TIGA HARI sebelum berpulang ke asal, sangkan paraning dumadi, salah seorang pengurus Dewan Dakwah Islamiyah Jakarta, Hamdi El Gumanti, memberinya foto masa kecilnya yang sudah usang: warnanya pudar dan kertasnya tak lagi mulus. Namun, hari itu, 3 Februari 1993, mendapatkan foto tersebut, Mohammad Natsir gembira bukan main.
Sambil berbaring, matanya tak lepas dari foto dengan gambar rumah beratap joglo dengan halaman yang luas itu. Tak jauh dari rumah tersebut terdapat sungai jernih dengan jembatan kayu jati berukir di atasnya.
Mohammad Natsir tengah terkulai lemah di sebuah ruang di Rumah Sakit Cipto Mangunkusumo, Jakarta. Sebelumnya, Natsir meminta Hamdi mencarikan foto-foto semasa kecilnya di Alahan Panjang, Sumatera Barat. (Kota sejuk itu sangat istimewa bagi Natsir. Di sanalah, dia lahir dan menghabiskan masa kecilnya, sebelum berpindah-pindah tempat tinggal.)
Mendapatkan permintaan itu, Hamdi terbang ke Alahan Panjang. “Saya kaget. Sebelumnya Pak Natsir tidak pernah seperti itu,” katanya mengenang. Setelah membongkar berbagai album, akhirnya dia menemukan foto yang diinginkan Natsir. Segera dia kembali ke Jakarta. Syukurlah, dia tidak terlambat. Sebab, tiga hari setelah melihat-lihat foto itu, Natsir pun berpulang. (Ia lahir 17 Juli 1908 dan meninggal 6 Februari 1993.)
Natsir, sebagaimana tertulis dalam buku Natsir: Politik Santun di antara Dua Rezim (2017), adalah orang yang puritan. Tetapi, kadang kala orang yang lurus bukan tak menarik. Meski hidupnya tak berwarna-warni seperti cerita tonil, tapi keteladanan orang yang sanggup menyatukan kata-kata dan perbuatan ini punya daya tarik sendiri.
Karena Indonesia sekarang seakan-akan hidup di sebuah lingkaran setan yang tak terputus—regenerasi kepemimpinan terjadi, tapi birokrasi dan politik yang bersih, kesejahteraan sosial yang lebih baik, terlalu jauh dari jangkauan—Natsir seolah-olah menjadi wakil, sosok, yang berada di luar lingkaran itu. Ia bersih, tajam, konsisten dengan sikap yang diambil, bersahaja.
Dalam buku Natsir: 70 Tahun Kenang-kenangan Kehidupan dan Perjuangan (1978), George McTurnan Kahin—guru besar Universitas Cornell, Indonesianis asal Amerika yang bersimpati pada perjuangan bangsa Indonesia pada saat itu—bercerita tentang pertemuan pertamanya yang mengejutkan. Natsir, waktu itu Menteri Penerangan, berbicara apa adanya tentang negeri ini.

▸ Soal
Tolong tulis ulang bagian teks tentang Mohammad Natsir mulai dari "Mohammad Natsir tengah" dan terus sampai "6 Februari 1993.)", dengan mengganti "Alahan Panjang" menjadi "Solok".

Daftar elemen beserta kotaknya:
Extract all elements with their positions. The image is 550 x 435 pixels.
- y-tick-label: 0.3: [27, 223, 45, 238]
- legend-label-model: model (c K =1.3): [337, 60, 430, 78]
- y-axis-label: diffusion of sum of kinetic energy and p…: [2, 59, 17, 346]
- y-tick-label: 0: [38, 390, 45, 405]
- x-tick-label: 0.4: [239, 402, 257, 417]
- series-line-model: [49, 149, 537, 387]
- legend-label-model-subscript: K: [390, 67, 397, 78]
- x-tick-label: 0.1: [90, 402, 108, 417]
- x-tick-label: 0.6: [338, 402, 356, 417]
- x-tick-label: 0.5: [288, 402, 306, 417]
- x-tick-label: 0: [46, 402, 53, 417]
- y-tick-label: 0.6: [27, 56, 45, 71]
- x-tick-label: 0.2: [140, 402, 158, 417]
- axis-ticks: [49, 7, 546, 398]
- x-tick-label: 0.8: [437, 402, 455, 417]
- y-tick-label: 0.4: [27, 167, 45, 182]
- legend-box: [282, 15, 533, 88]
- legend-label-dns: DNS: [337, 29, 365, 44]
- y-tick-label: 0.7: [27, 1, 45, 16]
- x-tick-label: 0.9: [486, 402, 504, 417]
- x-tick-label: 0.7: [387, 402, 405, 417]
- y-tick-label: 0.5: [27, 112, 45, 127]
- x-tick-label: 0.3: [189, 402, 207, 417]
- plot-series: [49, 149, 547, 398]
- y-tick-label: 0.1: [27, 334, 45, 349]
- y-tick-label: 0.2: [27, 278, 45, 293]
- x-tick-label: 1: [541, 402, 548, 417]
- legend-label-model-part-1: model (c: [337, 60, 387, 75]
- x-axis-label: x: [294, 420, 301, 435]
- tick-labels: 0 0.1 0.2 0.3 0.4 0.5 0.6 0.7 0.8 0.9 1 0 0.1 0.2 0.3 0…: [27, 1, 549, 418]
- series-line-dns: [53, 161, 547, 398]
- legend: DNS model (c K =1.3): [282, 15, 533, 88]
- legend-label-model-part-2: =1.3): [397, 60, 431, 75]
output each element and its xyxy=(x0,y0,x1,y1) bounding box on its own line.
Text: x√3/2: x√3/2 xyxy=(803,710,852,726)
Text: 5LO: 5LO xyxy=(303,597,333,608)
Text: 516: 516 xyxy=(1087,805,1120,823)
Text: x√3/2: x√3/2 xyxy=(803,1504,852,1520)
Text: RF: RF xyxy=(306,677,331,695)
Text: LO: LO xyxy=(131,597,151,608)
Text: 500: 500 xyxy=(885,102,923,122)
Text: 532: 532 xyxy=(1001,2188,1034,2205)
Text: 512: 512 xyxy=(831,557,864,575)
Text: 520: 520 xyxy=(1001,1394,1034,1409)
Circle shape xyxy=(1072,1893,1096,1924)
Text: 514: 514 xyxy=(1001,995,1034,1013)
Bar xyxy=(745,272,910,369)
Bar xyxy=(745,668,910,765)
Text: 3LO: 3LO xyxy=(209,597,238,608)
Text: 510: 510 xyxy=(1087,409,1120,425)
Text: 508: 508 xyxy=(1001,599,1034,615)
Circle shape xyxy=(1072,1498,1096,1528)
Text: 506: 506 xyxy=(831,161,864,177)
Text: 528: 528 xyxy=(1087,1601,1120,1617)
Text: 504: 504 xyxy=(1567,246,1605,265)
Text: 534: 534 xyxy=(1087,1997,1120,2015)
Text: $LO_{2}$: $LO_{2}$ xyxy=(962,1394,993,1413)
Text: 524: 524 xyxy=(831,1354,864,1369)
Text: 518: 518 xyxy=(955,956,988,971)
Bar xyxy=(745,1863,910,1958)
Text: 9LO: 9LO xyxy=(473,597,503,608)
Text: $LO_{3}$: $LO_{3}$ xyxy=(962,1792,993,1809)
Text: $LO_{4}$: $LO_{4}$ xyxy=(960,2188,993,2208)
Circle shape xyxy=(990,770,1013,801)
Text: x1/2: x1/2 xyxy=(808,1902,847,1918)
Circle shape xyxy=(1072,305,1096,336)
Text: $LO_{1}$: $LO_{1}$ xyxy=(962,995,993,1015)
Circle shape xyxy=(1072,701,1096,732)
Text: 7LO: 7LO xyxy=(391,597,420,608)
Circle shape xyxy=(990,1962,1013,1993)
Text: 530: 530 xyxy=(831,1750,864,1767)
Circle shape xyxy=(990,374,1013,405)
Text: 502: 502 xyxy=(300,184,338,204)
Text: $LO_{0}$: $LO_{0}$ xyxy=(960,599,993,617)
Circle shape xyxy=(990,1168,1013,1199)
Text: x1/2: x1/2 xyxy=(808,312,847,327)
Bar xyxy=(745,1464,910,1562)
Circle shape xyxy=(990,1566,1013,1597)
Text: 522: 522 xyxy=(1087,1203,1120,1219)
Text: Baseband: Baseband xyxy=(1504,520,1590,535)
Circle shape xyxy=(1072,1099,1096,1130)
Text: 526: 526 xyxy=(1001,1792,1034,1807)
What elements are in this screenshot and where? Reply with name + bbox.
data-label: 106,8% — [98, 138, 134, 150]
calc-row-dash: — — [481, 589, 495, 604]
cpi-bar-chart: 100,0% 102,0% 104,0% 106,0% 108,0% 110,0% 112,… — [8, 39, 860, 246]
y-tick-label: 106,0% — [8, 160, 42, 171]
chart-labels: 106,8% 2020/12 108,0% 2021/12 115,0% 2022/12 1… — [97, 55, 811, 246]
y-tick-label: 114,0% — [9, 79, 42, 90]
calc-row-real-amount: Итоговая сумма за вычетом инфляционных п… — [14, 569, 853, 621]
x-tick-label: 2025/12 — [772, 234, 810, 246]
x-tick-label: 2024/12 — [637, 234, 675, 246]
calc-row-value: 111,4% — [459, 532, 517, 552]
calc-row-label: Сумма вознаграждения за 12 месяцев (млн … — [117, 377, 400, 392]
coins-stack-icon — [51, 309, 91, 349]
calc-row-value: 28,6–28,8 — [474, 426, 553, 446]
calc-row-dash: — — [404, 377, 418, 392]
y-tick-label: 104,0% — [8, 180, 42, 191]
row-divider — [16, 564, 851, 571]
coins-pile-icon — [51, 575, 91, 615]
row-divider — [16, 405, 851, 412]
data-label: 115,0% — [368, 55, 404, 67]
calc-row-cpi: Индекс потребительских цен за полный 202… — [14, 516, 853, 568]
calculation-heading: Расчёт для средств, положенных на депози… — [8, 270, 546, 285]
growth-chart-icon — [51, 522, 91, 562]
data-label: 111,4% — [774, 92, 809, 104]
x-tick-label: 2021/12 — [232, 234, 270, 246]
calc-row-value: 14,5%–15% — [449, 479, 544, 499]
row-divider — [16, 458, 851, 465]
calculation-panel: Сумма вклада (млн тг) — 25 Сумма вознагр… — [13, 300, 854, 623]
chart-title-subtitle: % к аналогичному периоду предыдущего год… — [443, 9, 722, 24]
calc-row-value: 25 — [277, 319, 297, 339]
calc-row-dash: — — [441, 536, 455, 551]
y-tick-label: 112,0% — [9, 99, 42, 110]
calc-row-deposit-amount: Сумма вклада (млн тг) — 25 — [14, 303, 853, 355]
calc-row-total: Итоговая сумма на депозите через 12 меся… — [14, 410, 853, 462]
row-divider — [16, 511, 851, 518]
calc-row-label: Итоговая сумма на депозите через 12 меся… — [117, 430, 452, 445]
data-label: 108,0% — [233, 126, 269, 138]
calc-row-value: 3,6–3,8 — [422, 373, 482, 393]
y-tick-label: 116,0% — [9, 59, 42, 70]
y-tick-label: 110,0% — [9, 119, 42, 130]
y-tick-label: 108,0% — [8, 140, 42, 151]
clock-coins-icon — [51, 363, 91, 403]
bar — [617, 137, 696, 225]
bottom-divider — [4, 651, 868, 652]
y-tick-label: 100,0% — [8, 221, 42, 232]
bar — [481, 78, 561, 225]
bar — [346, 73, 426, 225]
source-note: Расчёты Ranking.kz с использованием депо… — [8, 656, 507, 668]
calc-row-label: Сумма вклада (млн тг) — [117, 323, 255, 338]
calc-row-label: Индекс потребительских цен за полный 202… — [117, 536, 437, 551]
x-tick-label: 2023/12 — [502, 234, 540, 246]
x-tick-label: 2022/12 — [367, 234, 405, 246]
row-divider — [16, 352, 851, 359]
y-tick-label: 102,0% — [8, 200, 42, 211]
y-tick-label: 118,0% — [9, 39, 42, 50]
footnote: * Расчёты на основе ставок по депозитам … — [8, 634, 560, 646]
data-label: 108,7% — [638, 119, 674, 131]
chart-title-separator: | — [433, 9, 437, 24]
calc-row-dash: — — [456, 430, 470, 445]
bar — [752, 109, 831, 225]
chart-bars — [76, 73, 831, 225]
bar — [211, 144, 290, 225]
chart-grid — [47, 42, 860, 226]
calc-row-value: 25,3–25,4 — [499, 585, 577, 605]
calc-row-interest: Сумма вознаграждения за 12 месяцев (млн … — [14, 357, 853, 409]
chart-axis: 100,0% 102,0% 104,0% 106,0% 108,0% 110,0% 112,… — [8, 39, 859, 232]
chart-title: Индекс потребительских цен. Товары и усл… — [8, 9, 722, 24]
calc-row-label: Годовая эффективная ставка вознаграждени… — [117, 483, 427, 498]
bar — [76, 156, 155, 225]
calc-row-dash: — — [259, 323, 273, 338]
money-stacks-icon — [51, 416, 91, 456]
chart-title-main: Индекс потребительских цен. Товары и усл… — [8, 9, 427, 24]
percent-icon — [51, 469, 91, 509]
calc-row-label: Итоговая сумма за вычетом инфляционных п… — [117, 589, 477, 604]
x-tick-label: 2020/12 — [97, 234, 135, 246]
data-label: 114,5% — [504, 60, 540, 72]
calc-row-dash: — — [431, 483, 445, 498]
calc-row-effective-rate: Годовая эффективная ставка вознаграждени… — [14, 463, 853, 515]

▸ Jawaban
Mohammad Natsir tengah terkulai lemah di sebuah ruang di Rumah Sakit Cipto Mangunkusumo, Jakarta. Sebelumnya, Natsir meminta Hamdi mencarikan foto-foto semasa kecilnya di Solok, Sumatera Barat. (Kota sejuk itu sangat istimewa bagi Natsir. Di sanalah, dia lahir dan menghabiskan masa kecilnya, sebelum berpindah-pindah tempat tinggal.)
Mendapatkan permintaan itu, Hamdi terbang ke Solok. “Saya kaget. Sebelumnya Pak Natsir tidak pernah seperti itu,” katanya mengenang. Setelah membongkar berbagai album, akhirnya dia menemukan foto yang diinginkan Natsir. Segera dia kembali ke Jakarta. Syukurlah, dia tidak terlambat. Sebab, tiga hari setelah melihat-lihat foto itu, Natsir pun berpulang. (Ia lahir 17 Juli 1908 dan meninggal 6 Februari 1993.)